Task instructions: Search the data for the word "नगरप" and copy every line where it occurs.

Source material:
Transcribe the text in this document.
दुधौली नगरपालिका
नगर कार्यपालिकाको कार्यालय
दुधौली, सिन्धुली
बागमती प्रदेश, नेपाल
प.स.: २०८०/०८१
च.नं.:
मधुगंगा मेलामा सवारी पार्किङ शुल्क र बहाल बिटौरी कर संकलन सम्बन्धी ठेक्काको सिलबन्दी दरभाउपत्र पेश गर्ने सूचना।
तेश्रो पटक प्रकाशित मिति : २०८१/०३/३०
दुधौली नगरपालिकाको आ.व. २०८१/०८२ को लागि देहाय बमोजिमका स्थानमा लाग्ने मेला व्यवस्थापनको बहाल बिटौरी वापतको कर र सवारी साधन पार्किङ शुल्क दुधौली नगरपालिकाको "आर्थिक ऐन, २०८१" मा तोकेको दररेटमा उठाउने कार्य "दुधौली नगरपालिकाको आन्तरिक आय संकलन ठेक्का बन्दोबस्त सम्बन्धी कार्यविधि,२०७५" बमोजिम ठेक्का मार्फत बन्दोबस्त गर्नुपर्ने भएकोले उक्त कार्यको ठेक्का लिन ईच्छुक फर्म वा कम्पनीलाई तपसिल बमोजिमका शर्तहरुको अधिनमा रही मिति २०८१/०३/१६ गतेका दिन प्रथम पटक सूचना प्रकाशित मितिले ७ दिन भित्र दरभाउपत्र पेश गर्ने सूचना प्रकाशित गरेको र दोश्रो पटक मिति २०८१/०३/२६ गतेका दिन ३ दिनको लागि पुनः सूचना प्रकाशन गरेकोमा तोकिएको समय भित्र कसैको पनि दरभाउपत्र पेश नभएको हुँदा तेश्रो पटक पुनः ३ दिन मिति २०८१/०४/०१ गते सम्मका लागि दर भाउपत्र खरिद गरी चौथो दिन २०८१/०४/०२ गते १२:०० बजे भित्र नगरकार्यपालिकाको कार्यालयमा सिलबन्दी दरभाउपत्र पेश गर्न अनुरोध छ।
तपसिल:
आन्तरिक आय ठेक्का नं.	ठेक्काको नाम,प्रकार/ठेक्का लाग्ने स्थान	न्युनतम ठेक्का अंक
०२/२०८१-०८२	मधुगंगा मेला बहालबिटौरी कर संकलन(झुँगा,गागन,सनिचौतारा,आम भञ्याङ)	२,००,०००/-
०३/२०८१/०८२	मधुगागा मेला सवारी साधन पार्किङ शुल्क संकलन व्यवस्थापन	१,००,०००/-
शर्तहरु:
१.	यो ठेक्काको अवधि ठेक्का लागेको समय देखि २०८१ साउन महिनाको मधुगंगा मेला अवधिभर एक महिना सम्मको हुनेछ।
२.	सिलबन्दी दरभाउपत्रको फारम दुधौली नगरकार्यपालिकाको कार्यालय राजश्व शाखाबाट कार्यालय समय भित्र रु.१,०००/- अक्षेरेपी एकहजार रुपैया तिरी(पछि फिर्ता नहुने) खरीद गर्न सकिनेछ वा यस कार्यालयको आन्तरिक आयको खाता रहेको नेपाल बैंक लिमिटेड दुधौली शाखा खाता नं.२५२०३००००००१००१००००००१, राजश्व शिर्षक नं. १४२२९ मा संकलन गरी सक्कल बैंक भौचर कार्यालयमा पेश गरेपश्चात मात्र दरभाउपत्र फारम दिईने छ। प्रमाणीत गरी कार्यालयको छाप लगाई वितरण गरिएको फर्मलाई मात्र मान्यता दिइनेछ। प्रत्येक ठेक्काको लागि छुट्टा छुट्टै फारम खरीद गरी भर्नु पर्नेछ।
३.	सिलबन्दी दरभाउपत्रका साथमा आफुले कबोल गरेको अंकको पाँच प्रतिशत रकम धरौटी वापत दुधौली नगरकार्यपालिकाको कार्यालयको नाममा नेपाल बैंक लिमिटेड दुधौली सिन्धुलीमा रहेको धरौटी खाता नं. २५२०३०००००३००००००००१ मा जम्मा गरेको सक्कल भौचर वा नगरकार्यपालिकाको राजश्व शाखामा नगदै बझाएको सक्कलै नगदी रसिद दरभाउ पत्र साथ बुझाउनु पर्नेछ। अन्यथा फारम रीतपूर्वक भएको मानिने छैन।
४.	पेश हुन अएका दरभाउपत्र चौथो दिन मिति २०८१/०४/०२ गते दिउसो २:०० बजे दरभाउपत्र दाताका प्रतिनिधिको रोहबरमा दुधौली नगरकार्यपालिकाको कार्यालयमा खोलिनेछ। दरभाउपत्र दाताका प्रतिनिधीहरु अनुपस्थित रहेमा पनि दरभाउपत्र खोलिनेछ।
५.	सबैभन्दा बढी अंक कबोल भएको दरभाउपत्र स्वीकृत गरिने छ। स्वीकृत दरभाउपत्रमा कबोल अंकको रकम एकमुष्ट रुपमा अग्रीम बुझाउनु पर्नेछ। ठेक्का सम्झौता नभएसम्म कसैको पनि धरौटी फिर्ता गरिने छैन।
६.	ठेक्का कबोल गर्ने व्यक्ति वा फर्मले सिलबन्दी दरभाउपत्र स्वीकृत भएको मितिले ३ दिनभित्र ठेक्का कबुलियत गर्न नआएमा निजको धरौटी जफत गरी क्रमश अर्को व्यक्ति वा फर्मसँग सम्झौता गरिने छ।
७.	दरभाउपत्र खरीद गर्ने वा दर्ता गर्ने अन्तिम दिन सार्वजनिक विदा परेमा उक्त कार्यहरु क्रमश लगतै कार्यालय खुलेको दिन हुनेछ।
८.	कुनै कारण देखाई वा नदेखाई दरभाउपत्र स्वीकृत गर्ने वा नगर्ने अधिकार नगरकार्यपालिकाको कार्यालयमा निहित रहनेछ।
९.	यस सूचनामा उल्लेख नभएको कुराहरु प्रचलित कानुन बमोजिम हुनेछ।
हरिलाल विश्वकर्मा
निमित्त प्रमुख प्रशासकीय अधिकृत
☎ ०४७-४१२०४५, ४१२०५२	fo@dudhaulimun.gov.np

Written reply:
दुधौली नगरपालिका
दुधौली नगरपालिकाको आ.व. २०८१/०८२ को लागि देहाय बमोजिमका स्थानमा लाग्ने मेला व्यवस्थापनको बहाल बिटौरी वापतको कर र सवारी साधन पार्किङ शुल्क दुधौली नगरपालिकाको "आर्थिक ऐन, २०८१" मा तोकेको दररेटमा उठाउने कार्य "दुधौली नगरपालिकाको आन्तरिक आय संकलन ठेक्का बन्दोबस्त सम्बन्धी कार्यविधि,२०७५" बमोजिम ठेक्का मार्फत बन्दोबस्त गर्नुपर्ने भएकोले उक्त कार्यको ठेक्का लिन ईच्छुक फर्म वा कम्पनीलाई तपसिल बमोजिमका शर्तहरुको अधिनमा रही मिति २०८१/०३/१६ गतेका दिन प्रथम पटक सूचना प्रकाशित मितिले ७ दिन भित्र दरभाउपत्र पेश गर्ने सूचना प्रकाशित गरेको र दोश्रो पटक मिति २०८१/०३/२६ गतेका दिन ३ दिनको लागि पुनः सूचना प्रकाशन गरेकोमा तोकिएको समय भित्र कसैको पनि दरभाउपत्र पेश नभएको हुँदा तेश्रो पटक पुनः ३ दिन मिति २०८१/०४/०१ गते सम्मका लागि दर भाउपत्र खरिद गरी चौथो दिन २०८१/०४/०२ गते १२:०० बजे भित्र नगरकार्यपालिकाको कार्यालयमा सिलबन्दी दरभाउपत्र पेश गर्न अनुरोध छ।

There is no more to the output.